__Problem__. Write out the material again exactly, please, and omit the pictures.

____________________

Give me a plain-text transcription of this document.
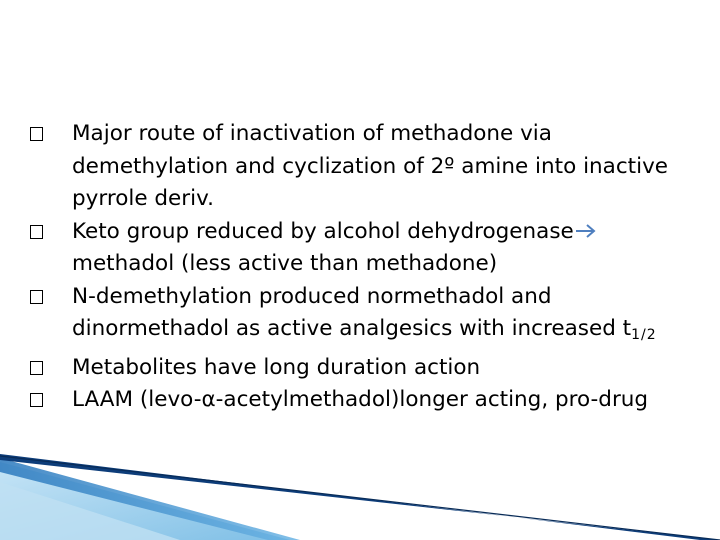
Major route of inactivation of methadone via demethylation and cyclization of 2º amine into inactive pyrrole deriv.
Keto group reduced by alcohol dehydrogenase methadol (less active than methadone)
N-demethylation produced normethadol and dinormethadol as active analgesics with increased $t_{1/2}$
Metabolites have long duration action
LAAM (levo-α-acetylmethadol)longer acting, pro-drug
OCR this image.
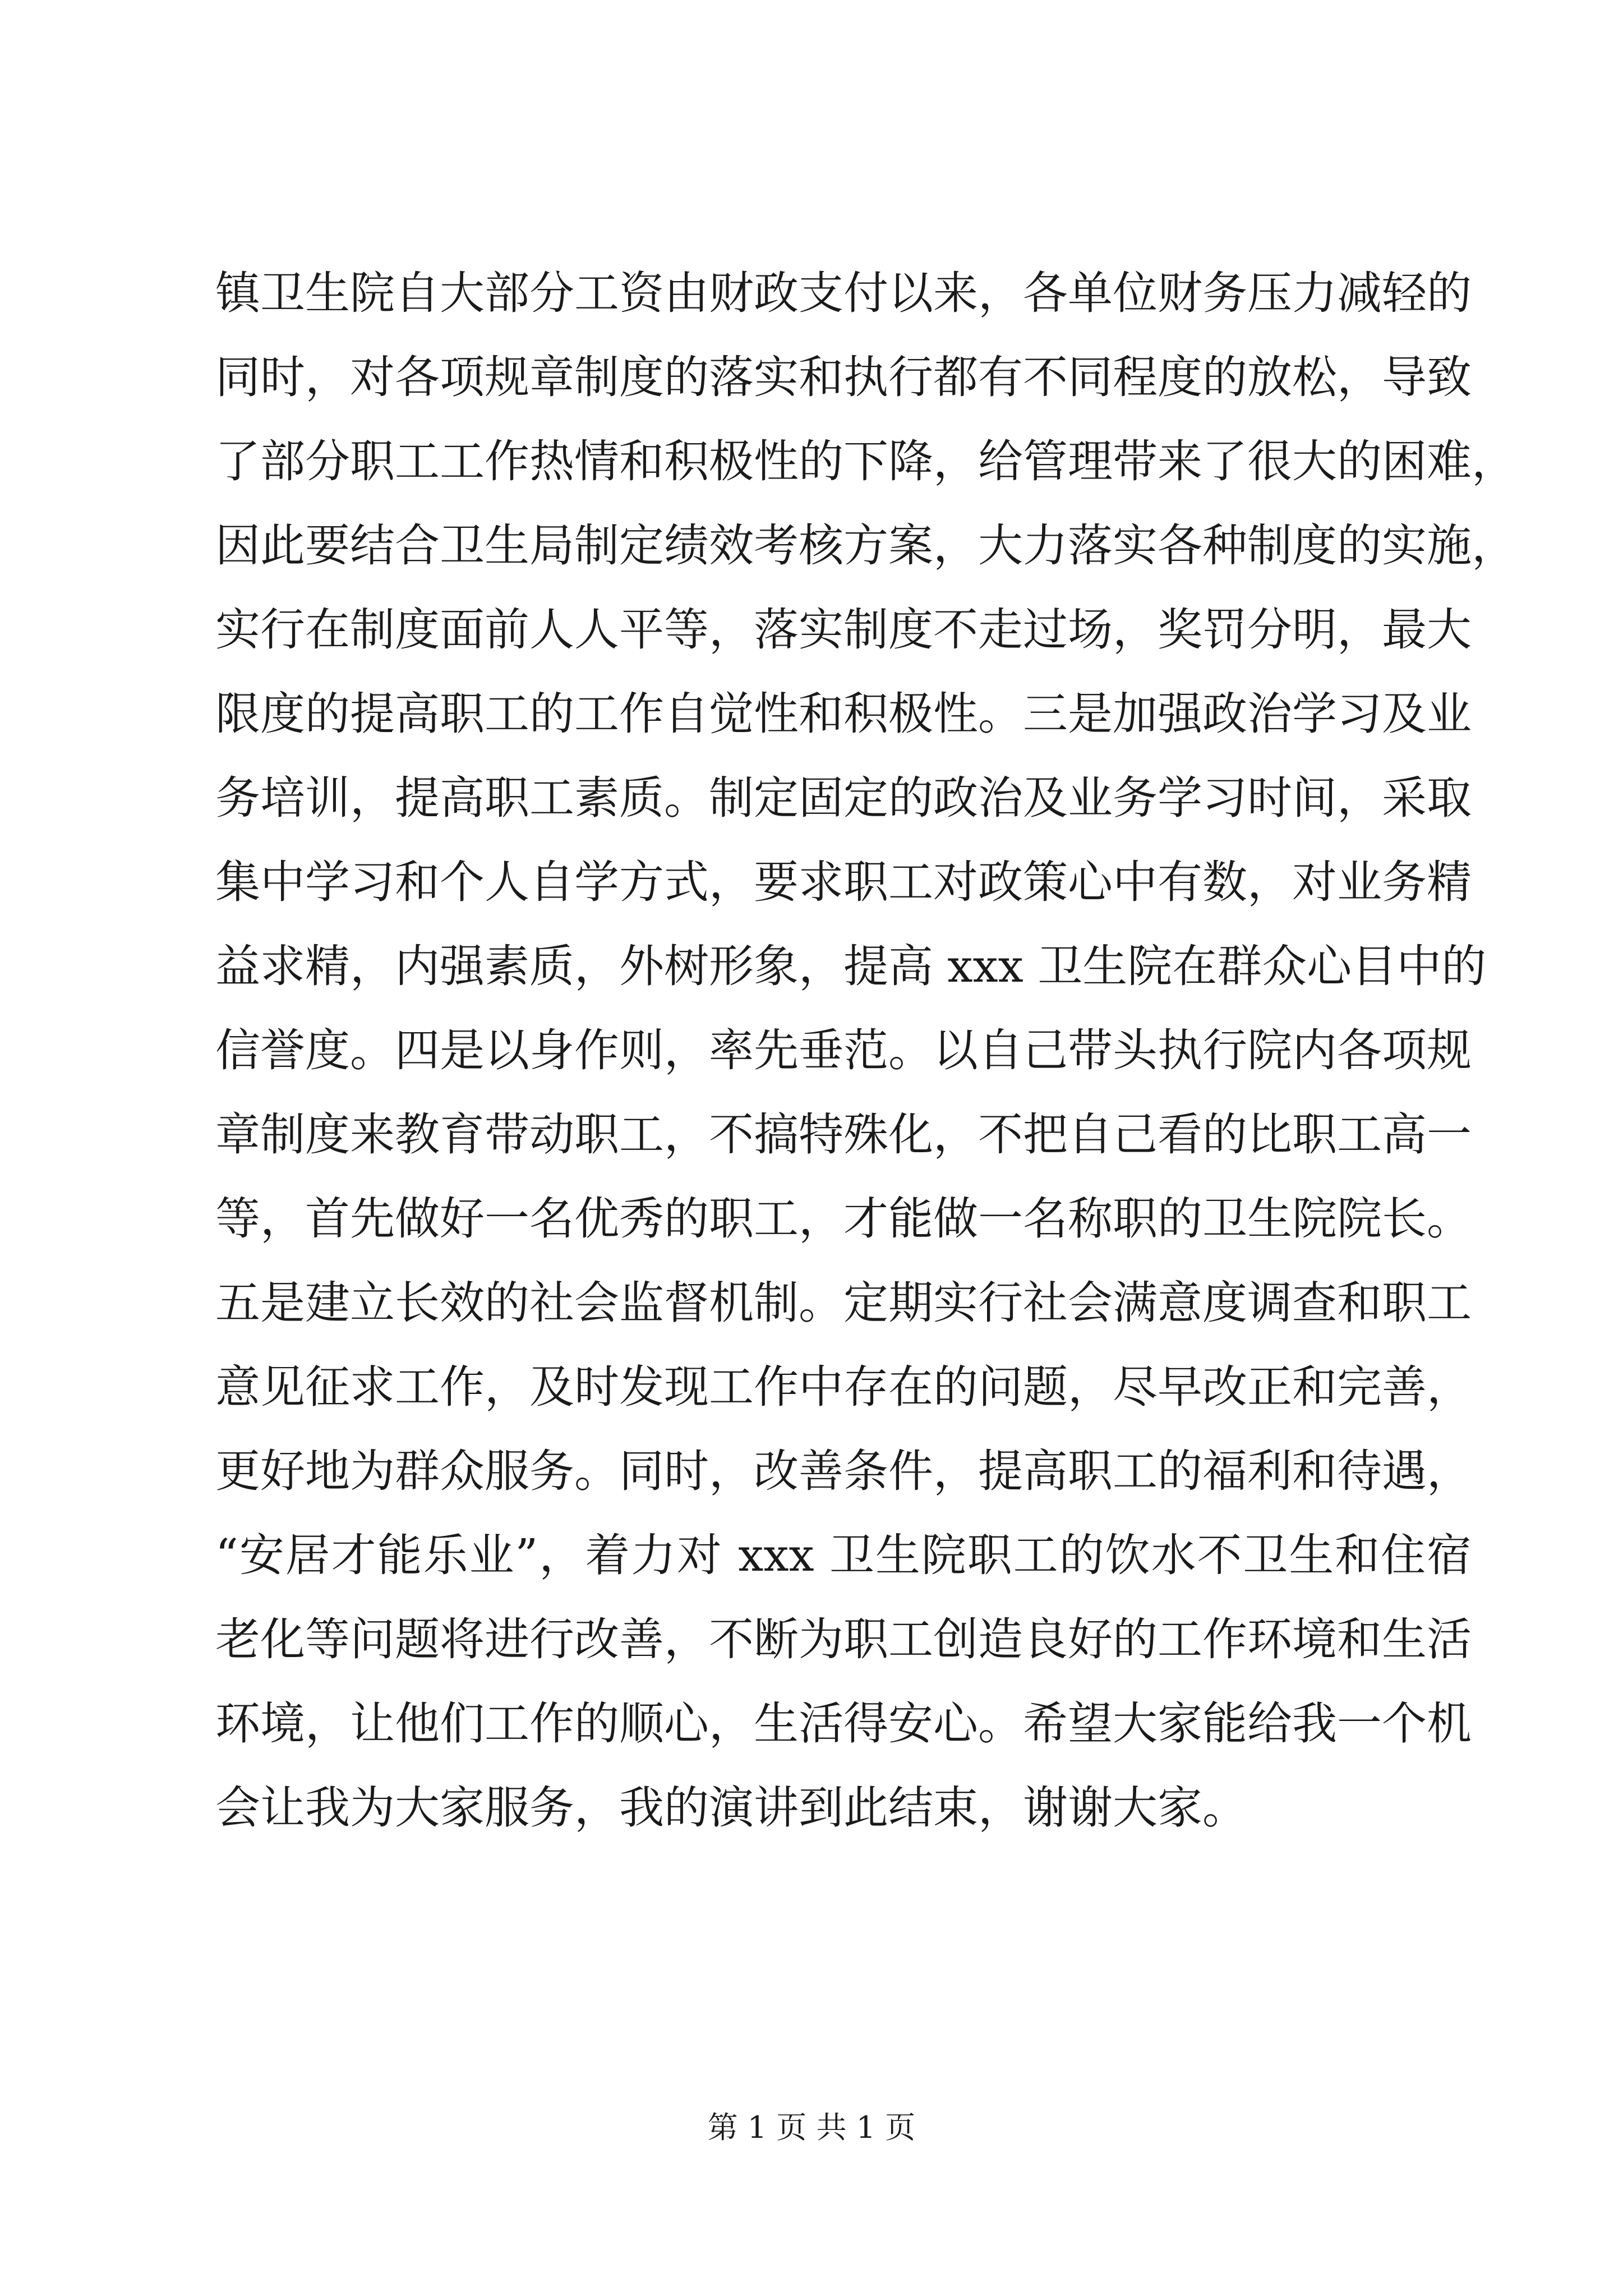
镇卫生院自大部分工资由财政支付以来，各单位财务压力减轻的
同时，对各项规章制度的落实和执行都有不同程度的放松，导致
了部分职工工作热情和积极性的下降，给管理带来了很大的困难，
因此要结合卫生局制定绩效考核方案，大力落实各种制度的实施，
实行在制度面前人人平等，落实制度不走过场，奖罚分明，最大
限度的提高职工的工作自觉性和积极性。三是加强政治学习及业
务培训，提高职工素质。制定固定的政治及业务学习时间，采取
集中学习和个人自学方式，要求职工对政策心中有数，对业务精
益求精，内强素质，外树形象，提高 xxx 卫生院在群众心目中的
信誉度。四是以身作则，率先垂范。以自己带头执行院内各项规
章制度来教育带动职工，不搞特殊化，不把自己看的比职工高一
等，首先做好一名优秀的职工，才能做一名称职的卫生院院长。
五是建立长效的社会监督机制。定期实行社会满意度调查和职工
意见征求工作，及时发现工作中存在的问题，尽早改正和完善，
更好地为群众服务。同时，改善条件，提高职工的福利和待遇，
“安居才能乐业”，着力对 xxx 卫生院职工的饮水不卫生和住宿
老化等问题将进行改善，不断为职工创造良好的工作环境和生活
环境，让他们工作的顺心，生活得安心。希望大家能给我一个机
会让我为大家服务，我的演讲到此结束，谢谢大家。
第 1 页 共 1 页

____________________

__Reply__.
Give me a plain-text transcription of this document.
Major route of inactivation of methadone via demethylation and cyclization of 2º amine into inactive pyrrole deriv.
Keto group reduced by alcohol dehydrogenase methadol (less active than methadone)
N-demethylation produced normethadol and dinormethadol as active analgesics with increased $t_{1/2}$
Metabolites have long duration action
LAAM (levo-α-acetylmethadol)longer acting, pro-drug
OCR this image.
镇卫生院自大部分工资由财政支付以来，各单位财务压力减轻的
同时，对各项规章制度的落实和执行都有不同程度的放松，导致
了部分职工工作热情和积极性的下降，给管理带来了很大的困难，
因此要结合卫生局制定绩效考核方案，大力落实各种制度的实施，
实行在制度面前人人平等，落实制度不走过场，奖罚分明，最大
限度的提高职工的工作自觉性和积极性。三是加强政治学习及业
务培训，提高职工素质。制定固定的政治及业务学习时间，采取
集中学习和个人自学方式，要求职工对政策心中有数，对业务精
益求精，内强素质，外树形象，提高 xxx 卫生院在群众心目中的
信誉度。四是以身作则，率先垂范。以自己带头执行院内各项规
章制度来教育带动职工，不搞特殊化，不把自己看的比职工高一
等，首先做好一名优秀的职工，才能做一名称职的卫生院院长。
五是建立长效的社会监督机制。定期实行社会满意度调查和职工
意见征求工作，及时发现工作中存在的问题，尽早改正和完善，
更好地为群众服务。同时，改善条件，提高职工的福利和待遇，
“安居才能乐业”，着力对 xxx 卫生院职工的饮水不卫生和住宿
老化等问题将进行改善，不断为职工创造良好的工作环境和生活
环境，让他们工作的顺心，生活得安心。希望大家能给我一个机
会让我为大家服务，我的演讲到此结束，谢谢大家。
第 1 页 共 1 页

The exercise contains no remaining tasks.